What you will do -> Exactly reproduce the entries, dropping any pictures from your copy.

Records supplied ->
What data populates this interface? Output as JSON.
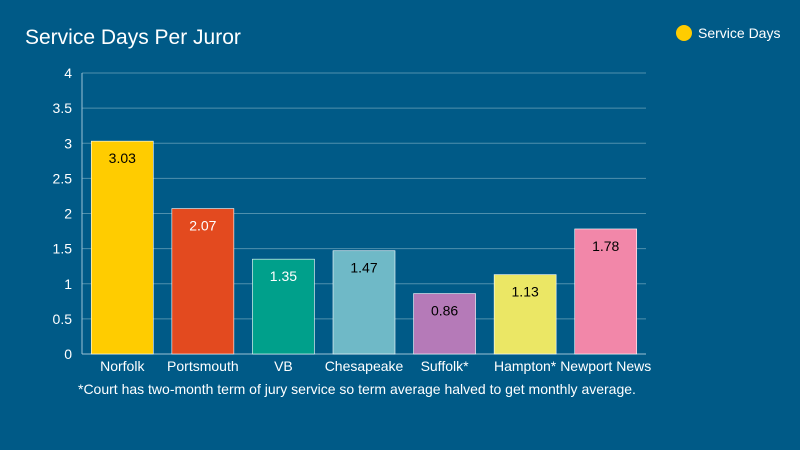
{
  "chart_data": {
    "type": "bar",
    "title": "Service Days Per Juror",
    "categories": [
      "Norfolk",
      "Portsmouth",
      "VB",
      "Chesapeake",
      "Suffolk*",
      "Hampton*",
      "Newport News"
    ],
    "series": [
      {
        "name": "Service Days",
        "values": [
          3.03,
          2.07,
          1.35,
          1.47,
          0.86,
          1.13,
          1.78
        ],
        "colors": [
          "#ffcc00",
          "#e34a1f",
          "#00a08b",
          "#6fb9c7",
          "#b57ab8",
          "#ebe765",
          "#f287a9"
        ]
      }
    ],
    "data_labels": [
      "3.03",
      "2.07",
      "1.35",
      "1.47",
      "0.86",
      "1.13",
      "1.78"
    ],
    "label_colors": [
      "#000000",
      "#ffffff",
      "#ffffff",
      "#000000",
      "#000000",
      "#000000",
      "#000000"
    ],
    "yticks": [
      "0",
      "0.5",
      "1",
      "1.5",
      "2",
      "2.5",
      "3",
      "3.5",
      "4"
    ],
    "ylim": [
      0,
      4
    ],
    "grid": true,
    "legend_position": "top-right",
    "legend_color": "#ffcc00",
    "footnote": "*Court has two-month term of jury service so term average halved to get monthly average."
  }
}
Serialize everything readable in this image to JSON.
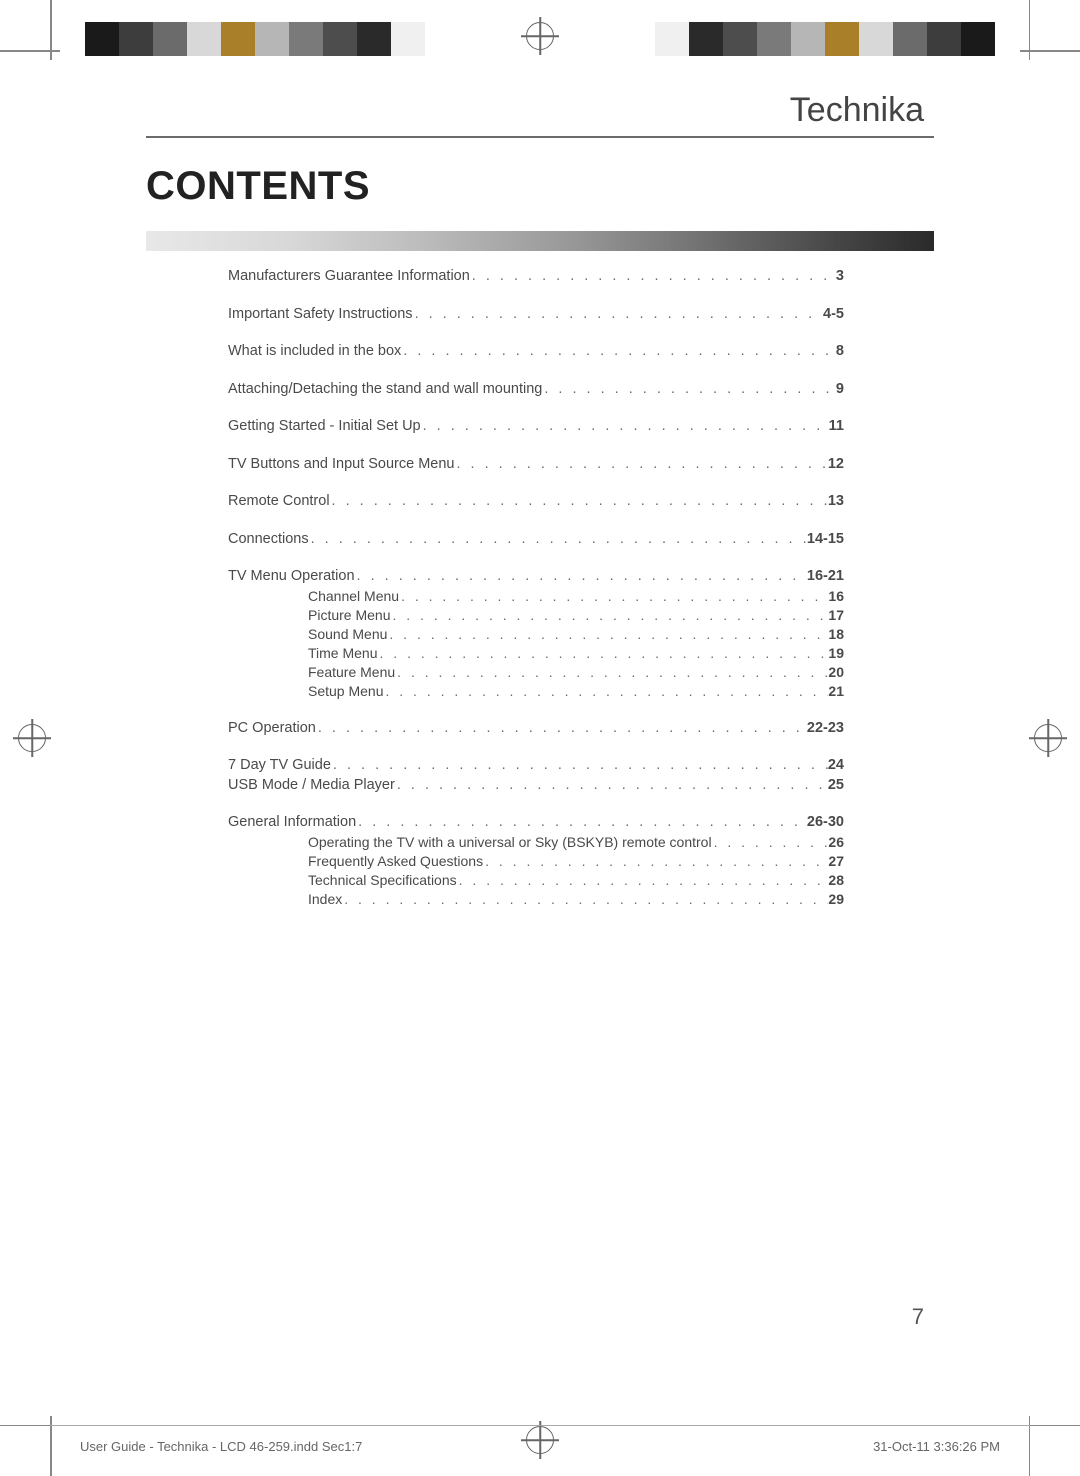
{
  "brand": "Technika",
  "title": "CONTENTS",
  "page_number": "7",
  "footer": {
    "left": "User Guide - Technika - LCD 46-259.indd   Sec1:7",
    "right": "31-Oct-11   3:36:26 PM"
  },
  "gradient": {
    "from": "#e8e8e8",
    "to": "#2a2a2a"
  },
  "toc_text_color": "#4a4a4a",
  "toc_fontsize": 14.5,
  "title_fontsize": 40,
  "brand_fontsize": 34,
  "color_bar_swatches": [
    "#1a1a1a",
    "#3d3d3d",
    "#6b6b6b",
    "#d8d8d8",
    "#aa7f2a",
    "#b6b6b6",
    "#7a7a7a",
    "#4d4d4d",
    "#2a2a2a",
    "#f0f0f0"
  ],
  "toc": [
    {
      "label": "Manufacturers Guarantee Information",
      "page": "3"
    },
    {
      "label": "Important Safety Instructions",
      "page": "4-5"
    },
    {
      "label": "What is included in the box",
      "page": "8"
    },
    {
      "label": "Attaching/Detaching the stand and wall mounting",
      "page": "9"
    },
    {
      "label": "Getting Started - Initial Set Up",
      "page": "11"
    },
    {
      "label": "TV Buttons and Input Source Menu",
      "page": "12"
    },
    {
      "label": "Remote Control",
      "page": "13"
    },
    {
      "label": "Connections",
      "page": "14-15"
    },
    {
      "label": "TV Menu Operation",
      "page": "16-21",
      "children": [
        {
          "label": "Channel Menu",
          "page": "16"
        },
        {
          "label": "Picture Menu",
          "page": "17"
        },
        {
          "label": "Sound Menu",
          "page": "18"
        },
        {
          "label": "Time Menu",
          "page": "19"
        },
        {
          "label": "Feature Menu",
          "page": "20"
        },
        {
          "label": "Setup Menu",
          "page": "21"
        }
      ]
    },
    {
      "label": "PC Operation",
      "page": "22-23"
    },
    {
      "label": "7 Day TV Guide",
      "page": "24",
      "tight_after": true
    },
    {
      "label": "USB Mode / Media Player",
      "page": "25"
    },
    {
      "label": "General Information",
      "page": "26-30",
      "children": [
        {
          "label": "Operating the TV with a universal or Sky (BSKYB) remote control",
          "page": "26"
        },
        {
          "label": "Frequently Asked Questions",
          "page": "27"
        },
        {
          "label": "Technical Specifications",
          "page": "28"
        },
        {
          "label": "Index",
          "page": "29"
        }
      ]
    }
  ]
}
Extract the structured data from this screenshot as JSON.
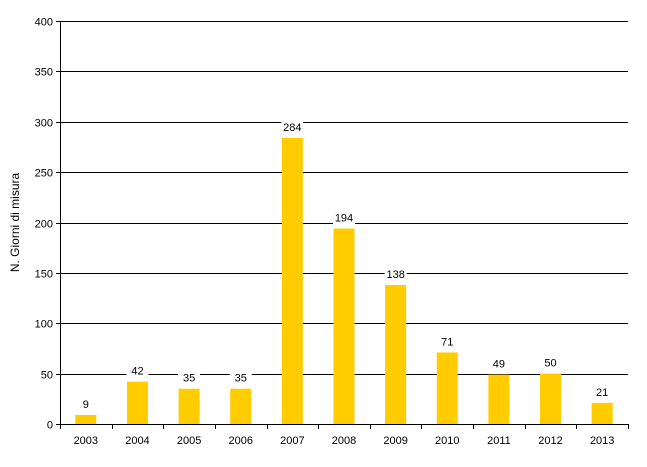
{
  "chart_data": {
    "type": "bar",
    "categories": [
      "2003",
      "2004",
      "2005",
      "2006",
      "2007",
      "2008",
      "2009",
      "2010",
      "2011",
      "2012",
      "2013"
    ],
    "values": [
      9,
      42,
      35,
      35,
      284,
      194,
      138,
      71,
      49,
      50,
      21
    ],
    "title": "",
    "xlabel": "",
    "ylabel": "N. Giorni di misura",
    "ylim": [
      0,
      400
    ],
    "yticks": [
      0,
      50,
      100,
      150,
      200,
      250,
      300,
      350,
      400
    ],
    "grid": true,
    "legend": "none",
    "bar_color": "#FFCC00"
  }
}
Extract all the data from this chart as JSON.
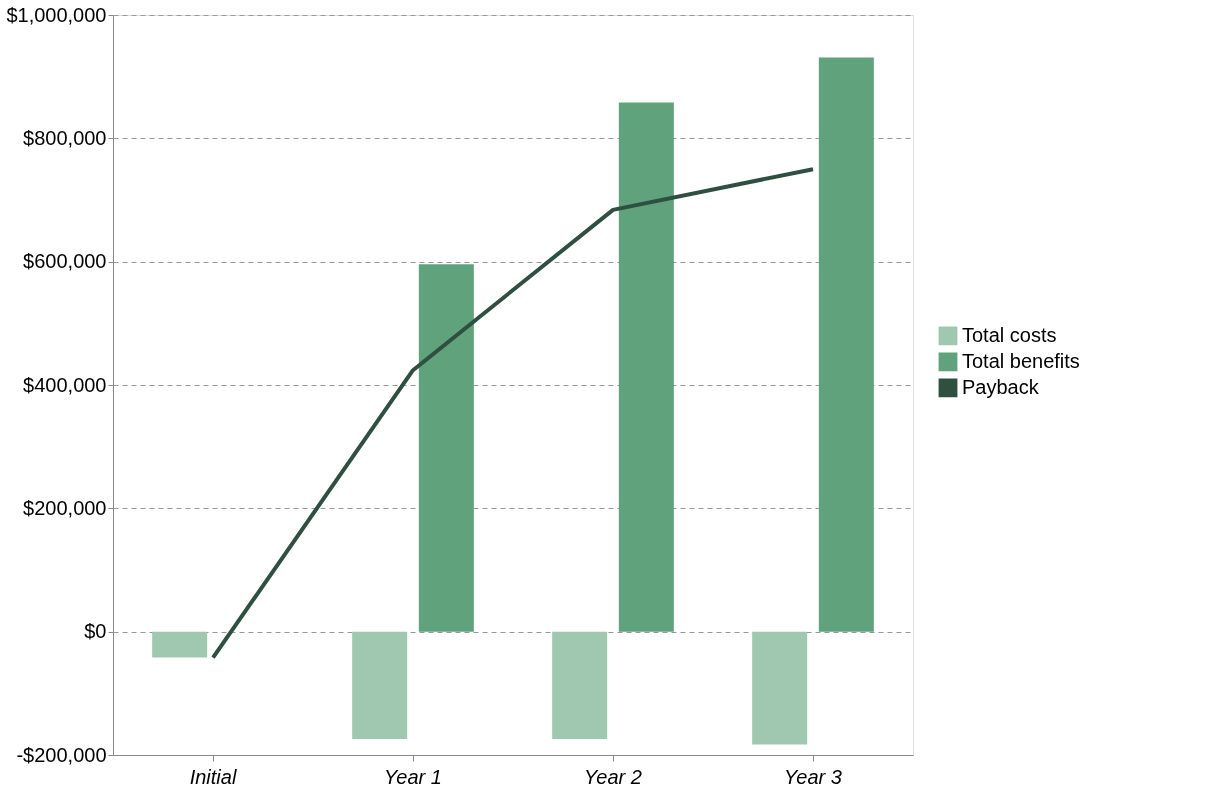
{
  "chart_data": {
    "type": "bar",
    "categories": [
      "Initial",
      "Year 1",
      "Year 2",
      "Year 3"
    ],
    "series": [
      {
        "name": "Total costs",
        "color": "#a0c8b0",
        "values": [
          -42000,
          -174000,
          -174000,
          -183000
        ]
      },
      {
        "name": "Total benefits",
        "color": "#5fa27c",
        "values": [
          null,
          596000,
          858000,
          931000
        ]
      },
      {
        "name": "Payback",
        "type": "line",
        "color": "#2f5040",
        "values": [
          -42000,
          424000,
          684000,
          750000
        ]
      }
    ],
    "ylim": [
      -200000,
      1000000
    ],
    "yticks": [
      {
        "value": -200000,
        "label": "-$200,000"
      },
      {
        "value": 0,
        "label": "$0"
      },
      {
        "value": 200000,
        "label": "$200,000"
      },
      {
        "value": 400000,
        "label": "$400,000"
      },
      {
        "value": 600000,
        "label": "$600,000"
      },
      {
        "value": 800000,
        "label": "$800,000"
      },
      {
        "value": 1000000,
        "label": "$1,000,000"
      }
    ],
    "grid": "y",
    "legend": "right",
    "line_style": "solid"
  }
}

Result of the task ->
What data populates this interface? Output as JSON.
{
  "chart_data": {
    "type": "bar",
    "title": "Service Days Per Juror",
    "categories": [
      "Norfolk",
      "Portsmouth",
      "VB",
      "Chesapeake",
      "Suffolk*",
      "Hampton*",
      "Newport News"
    ],
    "series": [
      {
        "name": "Service Days",
        "values": [
          3.03,
          2.07,
          1.35,
          1.47,
          0.86,
          1.13,
          1.78
        ],
        "colors": [
          "#ffcc00",
          "#e34a1f",
          "#00a08b",
          "#6fb9c7",
          "#b57ab8",
          "#ebe765",
          "#f287a9"
        ]
      }
    ],
    "data_labels": [
      "3.03",
      "2.07",
      "1.35",
      "1.47",
      "0.86",
      "1.13",
      "1.78"
    ],
    "label_colors": [
      "#000000",
      "#ffffff",
      "#ffffff",
      "#000000",
      "#000000",
      "#000000",
      "#000000"
    ],
    "yticks": [
      "0",
      "0.5",
      "1",
      "1.5",
      "2",
      "2.5",
      "3",
      "3.5",
      "4"
    ],
    "ylim": [
      0,
      4
    ],
    "grid": true,
    "legend_position": "top-right",
    "legend_color": "#ffcc00",
    "footnote": "*Court has two-month term of jury service so term average halved to get monthly average."
  }
}
Serialize everything readable in this image to JSON.
{
  "brand": "Technika",
  "title": "CONTENTS",
  "page_number": "7",
  "footer": {
    "left": "User Guide - Technika - LCD 46-259.indd   Sec1:7",
    "right": "31-Oct-11   3:36:26 PM"
  },
  "gradient": {
    "from": "#e8e8e8",
    "to": "#2a2a2a"
  },
  "toc_text_color": "#4a4a4a",
  "toc_fontsize": 14.5,
  "title_fontsize": 40,
  "brand_fontsize": 34,
  "color_bar_swatches": [
    "#1a1a1a",
    "#3d3d3d",
    "#6b6b6b",
    "#d8d8d8",
    "#aa7f2a",
    "#b6b6b6",
    "#7a7a7a",
    "#4d4d4d",
    "#2a2a2a",
    "#f0f0f0"
  ],
  "toc": [
    {
      "label": "Manufacturers Guarantee Information",
      "page": "3"
    },
    {
      "label": "Important Safety Instructions",
      "page": "4-5"
    },
    {
      "label": "What is included in the box",
      "page": "8"
    },
    {
      "label": "Attaching/Detaching the stand and wall mounting",
      "page": "9"
    },
    {
      "label": "Getting Started - Initial Set Up",
      "page": "11"
    },
    {
      "label": "TV Buttons and Input Source Menu",
      "page": "12"
    },
    {
      "label": "Remote Control",
      "page": "13"
    },
    {
      "label": "Connections",
      "page": "14-15"
    },
    {
      "label": "TV Menu Operation",
      "page": "16-21",
      "children": [
        {
          "label": "Channel Menu",
          "page": "16"
        },
        {
          "label": "Picture Menu",
          "page": "17"
        },
        {
          "label": "Sound Menu",
          "page": "18"
        },
        {
          "label": "Time Menu",
          "page": "19"
        },
        {
          "label": "Feature Menu",
          "page": "20"
        },
        {
          "label": "Setup Menu",
          "page": "21"
        }
      ]
    },
    {
      "label": "PC Operation",
      "page": "22-23"
    },
    {
      "label": "7 Day TV Guide",
      "page": "24",
      "tight_after": true
    },
    {
      "label": "USB Mode / Media Player",
      "page": "25"
    },
    {
      "label": "General Information",
      "page": "26-30",
      "children": [
        {
          "label": "Operating the TV with a universal or Sky (BSKYB) remote control",
          "page": "26"
        },
        {
          "label": "Frequently Asked Questions",
          "page": "27"
        },
        {
          "label": "Technical Specifications",
          "page": "28"
        },
        {
          "label": "Index",
          "page": "29"
        }
      ]
    }
  ]
}
Extract the structured data from this screenshot as JSON.
{
  "chart_data": {
    "type": "bar",
    "categories": [
      "2003",
      "2004",
      "2005",
      "2006",
      "2007",
      "2008",
      "2009",
      "2010",
      "2011",
      "2012",
      "2013"
    ],
    "values": [
      9,
      42,
      35,
      35,
      284,
      194,
      138,
      71,
      49,
      50,
      21
    ],
    "title": "",
    "xlabel": "",
    "ylabel": "N. Giorni di misura",
    "ylim": [
      0,
      400
    ],
    "yticks": [
      0,
      50,
      100,
      150,
      200,
      250,
      300,
      350,
      400
    ],
    "grid": true,
    "legend": "none",
    "bar_color": "#FFCC00"
  }
}
Extract all the data from this chart as JSON.
{
  "chart_data": {
    "type": "bar",
    "categories": [
      "Initial",
      "Year 1",
      "Year 2",
      "Year 3"
    ],
    "series": [
      {
        "name": "Total costs",
        "color": "#a0c8b0",
        "values": [
          -42000,
          -174000,
          -174000,
          -183000
        ]
      },
      {
        "name": "Total benefits",
        "color": "#5fa27c",
        "values": [
          null,
          596000,
          858000,
          931000
        ]
      },
      {
        "name": "Payback",
        "type": "line",
        "color": "#2f5040",
        "values": [
          -42000,
          424000,
          684000,
          750000
        ]
      }
    ],
    "ylim": [
      -200000,
      1000000
    ],
    "yticks": [
      {
        "value": -200000,
        "label": "-$200,000"
      },
      {
        "value": 0,
        "label": "$0"
      },
      {
        "value": 200000,
        "label": "$200,000"
      },
      {
        "value": 400000,
        "label": "$400,000"
      },
      {
        "value": 600000,
        "label": "$600,000"
      },
      {
        "value": 800000,
        "label": "$800,000"
      },
      {
        "value": 1000000,
        "label": "$1,000,000"
      }
    ],
    "grid": "y",
    "legend": "right",
    "line_style": "solid"
  }
}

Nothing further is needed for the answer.